Task goal:
Copy the lines from the start of the records through the line with "- outlier-point: [337, 317, 341, 321]", replacing "legend-item" with "legend-entry" and leaving everything else unchanged.

(Element region listings)
┄┄┄┄┄┄┄┄┄┄┄┄┄┄┄┄┄┄┄┄
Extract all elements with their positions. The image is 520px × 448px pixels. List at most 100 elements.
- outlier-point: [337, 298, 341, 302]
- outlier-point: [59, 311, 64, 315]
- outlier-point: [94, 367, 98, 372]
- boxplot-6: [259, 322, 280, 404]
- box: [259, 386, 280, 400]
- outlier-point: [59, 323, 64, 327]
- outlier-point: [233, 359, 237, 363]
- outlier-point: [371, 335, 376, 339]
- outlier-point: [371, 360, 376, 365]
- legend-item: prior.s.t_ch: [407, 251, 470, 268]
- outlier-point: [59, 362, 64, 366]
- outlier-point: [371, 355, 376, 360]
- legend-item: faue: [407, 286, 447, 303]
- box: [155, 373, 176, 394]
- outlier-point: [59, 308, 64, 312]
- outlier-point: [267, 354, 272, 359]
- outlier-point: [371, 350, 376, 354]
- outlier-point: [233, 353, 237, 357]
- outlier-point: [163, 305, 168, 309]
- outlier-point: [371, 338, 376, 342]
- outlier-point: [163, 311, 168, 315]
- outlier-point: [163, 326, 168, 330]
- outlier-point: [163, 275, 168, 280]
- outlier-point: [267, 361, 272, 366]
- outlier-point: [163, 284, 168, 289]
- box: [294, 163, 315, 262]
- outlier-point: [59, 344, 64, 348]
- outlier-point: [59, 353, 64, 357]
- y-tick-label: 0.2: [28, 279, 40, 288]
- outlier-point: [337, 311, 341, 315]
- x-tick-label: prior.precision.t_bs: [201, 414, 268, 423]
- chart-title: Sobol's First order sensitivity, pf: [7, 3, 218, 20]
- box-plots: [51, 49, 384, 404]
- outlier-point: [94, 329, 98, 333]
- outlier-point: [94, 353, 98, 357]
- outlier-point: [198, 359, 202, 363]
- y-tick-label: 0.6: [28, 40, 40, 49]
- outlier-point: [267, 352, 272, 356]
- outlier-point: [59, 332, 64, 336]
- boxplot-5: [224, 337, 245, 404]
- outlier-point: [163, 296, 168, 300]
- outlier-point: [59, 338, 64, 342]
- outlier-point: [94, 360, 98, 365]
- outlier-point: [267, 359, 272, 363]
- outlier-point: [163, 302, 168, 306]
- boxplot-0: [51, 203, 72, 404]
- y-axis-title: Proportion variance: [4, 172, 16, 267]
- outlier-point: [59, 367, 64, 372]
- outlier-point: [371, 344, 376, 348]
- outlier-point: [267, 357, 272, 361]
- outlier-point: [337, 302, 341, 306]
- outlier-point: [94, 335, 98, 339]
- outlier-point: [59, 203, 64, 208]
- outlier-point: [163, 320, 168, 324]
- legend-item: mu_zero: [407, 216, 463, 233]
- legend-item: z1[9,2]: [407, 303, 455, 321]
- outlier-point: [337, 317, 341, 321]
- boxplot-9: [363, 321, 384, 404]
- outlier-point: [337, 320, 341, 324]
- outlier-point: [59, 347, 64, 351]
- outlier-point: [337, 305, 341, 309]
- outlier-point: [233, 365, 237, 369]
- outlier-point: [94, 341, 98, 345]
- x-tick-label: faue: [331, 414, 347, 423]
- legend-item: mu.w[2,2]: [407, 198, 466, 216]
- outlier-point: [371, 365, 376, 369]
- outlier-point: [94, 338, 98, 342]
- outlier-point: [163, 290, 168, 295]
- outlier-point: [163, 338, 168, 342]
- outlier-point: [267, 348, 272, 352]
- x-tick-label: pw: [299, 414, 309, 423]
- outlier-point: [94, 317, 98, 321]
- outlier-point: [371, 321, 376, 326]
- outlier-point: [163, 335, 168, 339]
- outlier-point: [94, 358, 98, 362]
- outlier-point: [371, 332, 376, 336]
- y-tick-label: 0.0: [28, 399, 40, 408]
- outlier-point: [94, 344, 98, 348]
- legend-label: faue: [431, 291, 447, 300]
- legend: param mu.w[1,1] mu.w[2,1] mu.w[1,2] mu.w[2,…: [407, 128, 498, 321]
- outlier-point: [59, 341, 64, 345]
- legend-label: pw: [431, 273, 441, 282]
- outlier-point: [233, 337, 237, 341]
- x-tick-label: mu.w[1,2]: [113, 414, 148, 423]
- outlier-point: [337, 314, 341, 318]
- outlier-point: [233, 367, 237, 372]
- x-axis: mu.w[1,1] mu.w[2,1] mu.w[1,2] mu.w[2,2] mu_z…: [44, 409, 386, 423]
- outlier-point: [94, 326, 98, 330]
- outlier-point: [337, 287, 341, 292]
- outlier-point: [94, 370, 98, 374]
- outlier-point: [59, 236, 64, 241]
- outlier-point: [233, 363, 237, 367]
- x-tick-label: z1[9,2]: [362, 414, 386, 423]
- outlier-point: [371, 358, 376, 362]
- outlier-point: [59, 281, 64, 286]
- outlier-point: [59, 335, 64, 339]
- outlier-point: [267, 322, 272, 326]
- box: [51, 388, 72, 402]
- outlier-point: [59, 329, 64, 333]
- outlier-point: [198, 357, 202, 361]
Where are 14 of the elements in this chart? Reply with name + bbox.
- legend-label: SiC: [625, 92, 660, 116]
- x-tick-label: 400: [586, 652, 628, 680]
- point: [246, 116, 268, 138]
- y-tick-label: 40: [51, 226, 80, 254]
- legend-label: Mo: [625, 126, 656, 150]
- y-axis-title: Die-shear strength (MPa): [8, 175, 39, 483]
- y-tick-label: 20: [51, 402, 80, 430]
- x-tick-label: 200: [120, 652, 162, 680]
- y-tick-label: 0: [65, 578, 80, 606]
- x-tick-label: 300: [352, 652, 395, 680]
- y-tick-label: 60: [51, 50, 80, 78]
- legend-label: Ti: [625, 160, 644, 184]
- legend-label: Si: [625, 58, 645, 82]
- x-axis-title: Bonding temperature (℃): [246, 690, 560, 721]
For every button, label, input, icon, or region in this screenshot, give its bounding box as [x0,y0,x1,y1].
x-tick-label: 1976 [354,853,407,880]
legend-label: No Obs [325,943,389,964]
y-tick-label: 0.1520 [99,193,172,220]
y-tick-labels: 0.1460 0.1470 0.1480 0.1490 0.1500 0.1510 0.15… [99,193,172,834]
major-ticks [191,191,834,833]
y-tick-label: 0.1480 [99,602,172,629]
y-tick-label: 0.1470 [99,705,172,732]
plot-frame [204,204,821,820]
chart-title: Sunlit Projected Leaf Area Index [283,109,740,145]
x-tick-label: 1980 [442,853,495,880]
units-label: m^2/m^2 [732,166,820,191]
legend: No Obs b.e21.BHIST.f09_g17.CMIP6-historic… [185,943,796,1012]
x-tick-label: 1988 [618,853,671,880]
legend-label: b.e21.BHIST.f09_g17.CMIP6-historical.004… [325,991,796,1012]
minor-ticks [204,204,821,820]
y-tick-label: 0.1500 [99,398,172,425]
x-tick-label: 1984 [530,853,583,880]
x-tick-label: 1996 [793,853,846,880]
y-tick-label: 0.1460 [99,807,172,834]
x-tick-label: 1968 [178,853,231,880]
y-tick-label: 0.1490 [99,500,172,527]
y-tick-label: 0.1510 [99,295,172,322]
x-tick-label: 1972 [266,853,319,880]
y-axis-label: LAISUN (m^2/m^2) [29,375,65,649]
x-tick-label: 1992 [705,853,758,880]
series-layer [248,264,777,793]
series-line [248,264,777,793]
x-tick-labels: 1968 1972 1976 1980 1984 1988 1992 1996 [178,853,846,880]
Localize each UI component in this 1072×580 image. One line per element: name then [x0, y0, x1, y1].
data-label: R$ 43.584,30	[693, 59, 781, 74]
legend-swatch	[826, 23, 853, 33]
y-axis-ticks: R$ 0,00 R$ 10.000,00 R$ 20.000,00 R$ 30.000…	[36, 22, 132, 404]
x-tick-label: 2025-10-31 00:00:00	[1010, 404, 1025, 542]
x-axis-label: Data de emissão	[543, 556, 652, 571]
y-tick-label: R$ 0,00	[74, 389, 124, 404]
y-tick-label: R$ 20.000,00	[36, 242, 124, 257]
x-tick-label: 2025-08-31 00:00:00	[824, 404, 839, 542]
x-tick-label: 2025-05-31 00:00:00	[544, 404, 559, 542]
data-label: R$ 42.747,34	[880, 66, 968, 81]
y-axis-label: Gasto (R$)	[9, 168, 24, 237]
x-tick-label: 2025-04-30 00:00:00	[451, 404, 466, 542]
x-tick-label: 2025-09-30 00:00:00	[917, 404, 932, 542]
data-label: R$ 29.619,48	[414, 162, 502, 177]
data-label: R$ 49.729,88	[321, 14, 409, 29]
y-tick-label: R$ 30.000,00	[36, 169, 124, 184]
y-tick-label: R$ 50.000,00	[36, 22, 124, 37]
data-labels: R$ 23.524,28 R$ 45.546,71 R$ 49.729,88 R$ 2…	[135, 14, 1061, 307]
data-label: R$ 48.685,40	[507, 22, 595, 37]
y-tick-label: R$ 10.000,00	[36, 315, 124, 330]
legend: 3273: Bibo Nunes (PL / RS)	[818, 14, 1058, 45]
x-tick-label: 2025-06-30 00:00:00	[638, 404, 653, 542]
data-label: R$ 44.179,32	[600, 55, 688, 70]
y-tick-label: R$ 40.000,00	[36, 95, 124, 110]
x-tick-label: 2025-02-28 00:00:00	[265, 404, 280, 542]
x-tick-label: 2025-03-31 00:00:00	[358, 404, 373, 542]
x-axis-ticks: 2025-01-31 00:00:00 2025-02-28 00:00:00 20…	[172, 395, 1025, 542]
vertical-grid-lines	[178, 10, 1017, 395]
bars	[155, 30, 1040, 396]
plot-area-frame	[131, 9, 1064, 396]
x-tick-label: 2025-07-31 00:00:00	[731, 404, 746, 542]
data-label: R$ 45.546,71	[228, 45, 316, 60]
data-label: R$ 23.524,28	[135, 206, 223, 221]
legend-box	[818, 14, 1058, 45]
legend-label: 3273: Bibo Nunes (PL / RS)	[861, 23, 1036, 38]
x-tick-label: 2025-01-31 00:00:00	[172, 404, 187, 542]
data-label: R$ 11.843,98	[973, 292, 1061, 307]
┄┄┄┄┄┄┄┄┄┄┄┄┄┄┄┄┄┄┄┄
The response:
Extract all elements with their positions. The image is 520px × 448px pixels. List at most 100 elements.
- outlier-point: [337, 298, 341, 302]
- outlier-point: [59, 311, 64, 315]
- outlier-point: [94, 367, 98, 372]
- boxplot-6: [259, 322, 280, 404]
- box: [259, 386, 280, 400]
- outlier-point: [59, 323, 64, 327]
- outlier-point: [233, 359, 237, 363]
- outlier-point: [371, 335, 376, 339]
- outlier-point: [371, 360, 376, 365]
- legend-entry: prior.s.t_ch: [407, 251, 470, 268]
- outlier-point: [59, 362, 64, 366]
- outlier-point: [371, 355, 376, 360]
- legend-entry: faue: [407, 286, 447, 303]
- box: [155, 373, 176, 394]
- outlier-point: [59, 308, 64, 312]
- outlier-point: [267, 354, 272, 359]
- outlier-point: [371, 350, 376, 354]
- outlier-point: [233, 353, 237, 357]
- outlier-point: [163, 305, 168, 309]
- outlier-point: [371, 338, 376, 342]
- outlier-point: [163, 311, 168, 315]
- outlier-point: [163, 326, 168, 330]
- outlier-point: [163, 275, 168, 280]
- outlier-point: [267, 361, 272, 366]
- outlier-point: [163, 284, 168, 289]
- box: [294, 163, 315, 262]
- outlier-point: [59, 344, 64, 348]
- outlier-point: [59, 353, 64, 357]
- y-tick-label: 0.2: [28, 279, 40, 288]
- outlier-point: [337, 311, 341, 315]
- x-tick-label: prior.precision.t_bs: [201, 414, 268, 423]
- chart-title: Sobol's First order sensitivity, pf: [7, 3, 218, 20]
- box-plots: [51, 49, 384, 404]
- outlier-point: [94, 329, 98, 333]
- outlier-point: [94, 353, 98, 357]
- outlier-point: [198, 359, 202, 363]
- y-tick-label: 0.6: [28, 40, 40, 49]
- outlier-point: [267, 352, 272, 356]
- outlier-point: [59, 332, 64, 336]
- boxplot-5: [224, 337, 245, 404]
- outlier-point: [163, 296, 168, 300]
- outlier-point: [59, 338, 64, 342]
- outlier-point: [94, 360, 98, 365]
- outlier-point: [267, 359, 272, 363]
- outlier-point: [163, 302, 168, 306]
- boxplot-0: [51, 203, 72, 404]
- y-axis-title: Proportion variance: [4, 172, 16, 267]
- outlier-point: [59, 367, 64, 372]
- outlier-point: [371, 344, 376, 348]
- outlier-point: [267, 357, 272, 361]
- outlier-point: [337, 302, 341, 306]
- outlier-point: [94, 335, 98, 339]
- outlier-point: [59, 203, 64, 208]
- outlier-point: [163, 320, 168, 324]
- legend-entry: mu_zero: [407, 216, 463, 233]
- legend-entry: z1[9,2]: [407, 303, 455, 321]
- outlier-point: [337, 317, 341, 321]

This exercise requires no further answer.